• **Direction**
Make an exact copy of the lines, leaving the pictures out.

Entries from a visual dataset
-------

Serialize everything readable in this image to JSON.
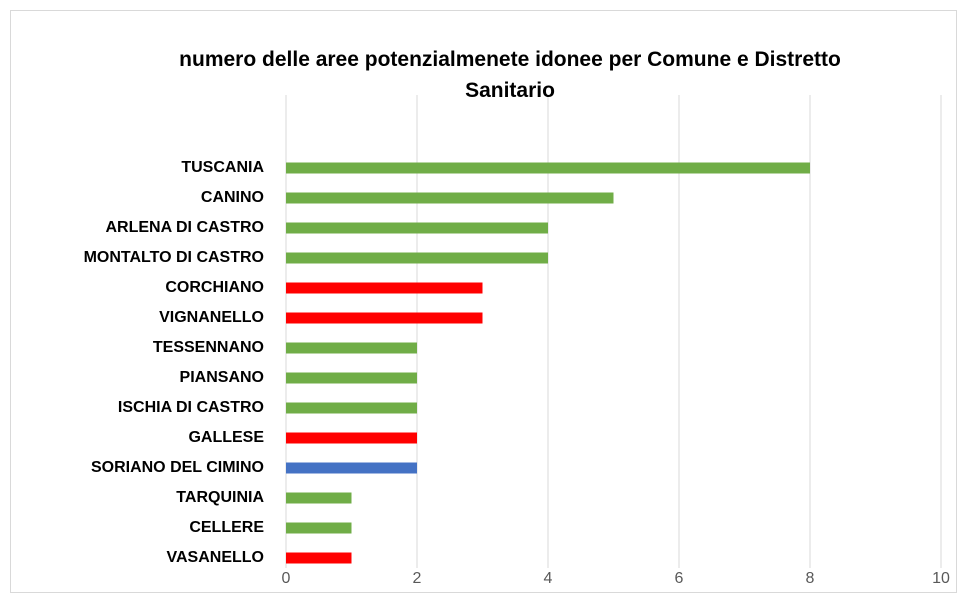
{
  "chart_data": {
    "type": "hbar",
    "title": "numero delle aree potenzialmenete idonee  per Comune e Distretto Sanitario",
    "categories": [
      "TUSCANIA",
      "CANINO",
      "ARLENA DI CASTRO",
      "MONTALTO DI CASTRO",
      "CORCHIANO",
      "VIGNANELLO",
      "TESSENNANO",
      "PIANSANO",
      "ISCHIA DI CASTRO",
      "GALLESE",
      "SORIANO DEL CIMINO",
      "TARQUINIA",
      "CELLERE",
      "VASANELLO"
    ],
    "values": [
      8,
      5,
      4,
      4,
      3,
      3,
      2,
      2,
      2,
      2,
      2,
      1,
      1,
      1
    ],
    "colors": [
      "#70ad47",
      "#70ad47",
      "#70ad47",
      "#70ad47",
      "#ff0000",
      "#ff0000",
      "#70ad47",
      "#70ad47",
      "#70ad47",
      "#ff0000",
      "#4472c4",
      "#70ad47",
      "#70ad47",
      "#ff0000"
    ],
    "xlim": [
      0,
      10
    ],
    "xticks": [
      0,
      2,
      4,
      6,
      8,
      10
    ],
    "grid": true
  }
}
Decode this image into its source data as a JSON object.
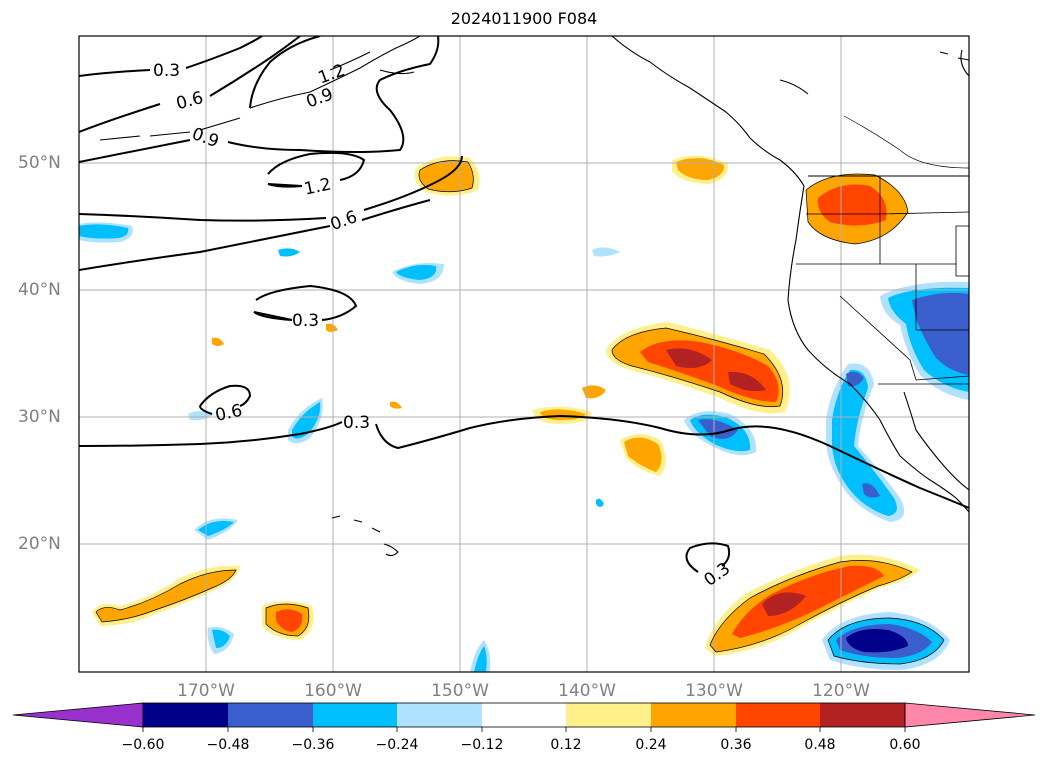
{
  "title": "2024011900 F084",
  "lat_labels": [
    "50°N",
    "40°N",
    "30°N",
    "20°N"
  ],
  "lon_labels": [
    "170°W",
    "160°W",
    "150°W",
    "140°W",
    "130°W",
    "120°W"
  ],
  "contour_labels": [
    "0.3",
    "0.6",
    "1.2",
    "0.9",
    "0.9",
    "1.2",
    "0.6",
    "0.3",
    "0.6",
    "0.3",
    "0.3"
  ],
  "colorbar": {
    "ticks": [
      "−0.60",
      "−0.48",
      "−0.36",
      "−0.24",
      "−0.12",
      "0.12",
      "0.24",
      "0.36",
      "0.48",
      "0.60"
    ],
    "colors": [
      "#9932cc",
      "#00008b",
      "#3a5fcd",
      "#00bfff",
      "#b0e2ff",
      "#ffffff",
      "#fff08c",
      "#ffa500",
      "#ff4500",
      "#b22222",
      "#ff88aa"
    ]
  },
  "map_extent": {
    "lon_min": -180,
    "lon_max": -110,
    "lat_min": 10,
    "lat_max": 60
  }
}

-------

• **Complete output**
Serialize everything readable in this image to JSON.
{
  "chart_data": {
    "type": "hbar",
    "title": "numero delle aree potenzialmenete idonee  per Comune e Distretto Sanitario",
    "categories": [
      "TUSCANIA",
      "CANINO",
      "ARLENA DI CASTRO",
      "MONTALTO DI CASTRO",
      "CORCHIANO",
      "VIGNANELLO",
      "TESSENNANO",
      "PIANSANO",
      "ISCHIA DI CASTRO",
      "GALLESE",
      "SORIANO DEL CIMINO",
      "TARQUINIA",
      "CELLERE",
      "VASANELLO"
    ],
    "values": [
      8,
      5,
      4,
      4,
      3,
      3,
      2,
      2,
      2,
      2,
      2,
      1,
      1,
      1
    ],
    "colors": [
      "#70ad47",
      "#70ad47",
      "#70ad47",
      "#70ad47",
      "#ff0000",
      "#ff0000",
      "#70ad47",
      "#70ad47",
      "#70ad47",
      "#ff0000",
      "#4472c4",
      "#70ad47",
      "#70ad47",
      "#ff0000"
    ],
    "xlim": [
      0,
      10
    ],
    "xticks": [
      0,
      2,
      4,
      6,
      8,
      10
    ],
    "grid": true
  }
}
Decode this image into its source data as a JSON object.
{
  "title": "2024011900 F084",
  "lat_labels": [
    "50°N",
    "40°N",
    "30°N",
    "20°N"
  ],
  "lon_labels": [
    "170°W",
    "160°W",
    "150°W",
    "140°W",
    "130°W",
    "120°W"
  ],
  "contour_labels": [
    "0.3",
    "0.6",
    "1.2",
    "0.9",
    "0.9",
    "1.2",
    "0.6",
    "0.3",
    "0.6",
    "0.3",
    "0.3"
  ],
  "colorbar": {
    "ticks": [
      "−0.60",
      "−0.48",
      "−0.36",
      "−0.24",
      "−0.12",
      "0.12",
      "0.24",
      "0.36",
      "0.48",
      "0.60"
    ],
    "colors": [
      "#9932cc",
      "#00008b",
      "#3a5fcd",
      "#00bfff",
      "#b0e2ff",
      "#ffffff",
      "#fff08c",
      "#ffa500",
      "#ff4500",
      "#b22222",
      "#ff88aa"
    ]
  },
  "map_extent": {
    "lon_min": -180,
    "lon_max": -110,
    "lat_min": 10,
    "lat_max": 60
  }
}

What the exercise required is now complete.